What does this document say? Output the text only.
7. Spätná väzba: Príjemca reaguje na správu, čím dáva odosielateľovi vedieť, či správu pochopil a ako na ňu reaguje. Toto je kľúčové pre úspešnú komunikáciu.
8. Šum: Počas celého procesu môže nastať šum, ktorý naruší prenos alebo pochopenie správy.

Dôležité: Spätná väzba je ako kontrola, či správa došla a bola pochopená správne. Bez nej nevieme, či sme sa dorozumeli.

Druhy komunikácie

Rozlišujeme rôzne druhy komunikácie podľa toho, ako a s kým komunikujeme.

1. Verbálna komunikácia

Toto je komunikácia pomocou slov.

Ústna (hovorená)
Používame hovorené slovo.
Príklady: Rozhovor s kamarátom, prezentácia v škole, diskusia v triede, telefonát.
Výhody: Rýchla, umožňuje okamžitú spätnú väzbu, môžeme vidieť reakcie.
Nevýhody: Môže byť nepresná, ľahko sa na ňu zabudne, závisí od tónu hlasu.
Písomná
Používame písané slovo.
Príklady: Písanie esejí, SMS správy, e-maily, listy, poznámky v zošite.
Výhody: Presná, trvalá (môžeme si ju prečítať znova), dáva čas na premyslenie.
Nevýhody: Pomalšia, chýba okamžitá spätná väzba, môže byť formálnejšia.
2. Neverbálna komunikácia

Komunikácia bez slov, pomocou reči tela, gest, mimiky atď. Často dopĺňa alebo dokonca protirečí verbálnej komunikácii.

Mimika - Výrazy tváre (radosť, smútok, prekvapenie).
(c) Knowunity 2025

Exercise instructions: Extract the complete set of records unchanged.

Exercise result:
What does this document say? Output the text only.
7. Spätná väzba: Príjemca reaguje na správu, čím dáva odosielateľovi vedieť, či správu pochopil a ako na ňu reaguje. Toto je kľúčové pre úspešnú komunikáciu.
8. Šum: Počas celého procesu môže nastať šum, ktorý naruší prenos alebo pochopenie správy.

Dôležité: Spätná väzba je ako kontrola, či správa došla a bola pochopená správne. Bez nej nevieme, či sme sa dorozumeli.

Druhy komunikácie

Rozlišujeme rôzne druhy komunikácie podľa toho, ako a s kým komunikujeme.

1. Verbálna komunikácia

Toto je komunikácia pomocou slov.

Ústna (hovorená)
Používame hovorené slovo.
Príklady: Rozhovor s kamarátom, prezentácia v škole, diskusia v triede, telefonát.
Výhody: Rýchla, umožňuje okamžitú spätnú väzbu, môžeme vidieť reakcie.
Nevýhody: Môže byť nepresná, ľahko sa na ňu zabudne, závisí od tónu hlasu.
Písomná
Používame písané slovo.
Príklady: Písanie esejí, SMS správy, e-maily, listy, poznámky v zošite.
Výhody: Presná, trvalá (môžeme si ju prečítať znova), dáva čas na premyslenie.
Nevýhody: Pomalšia, chýba okamžitá spätná väzba, môže byť formálnejšia.
2. Neverbálna komunikácia

Komunikácia bez slov, pomocou reči tela, gest, mimiky atď. Často dopĺňa alebo dokonca protirečí verbálnej komunikácii.

Mimika - Výrazy tváre (radosť, smútok, prekvapenie).
(c) Knowunity 2025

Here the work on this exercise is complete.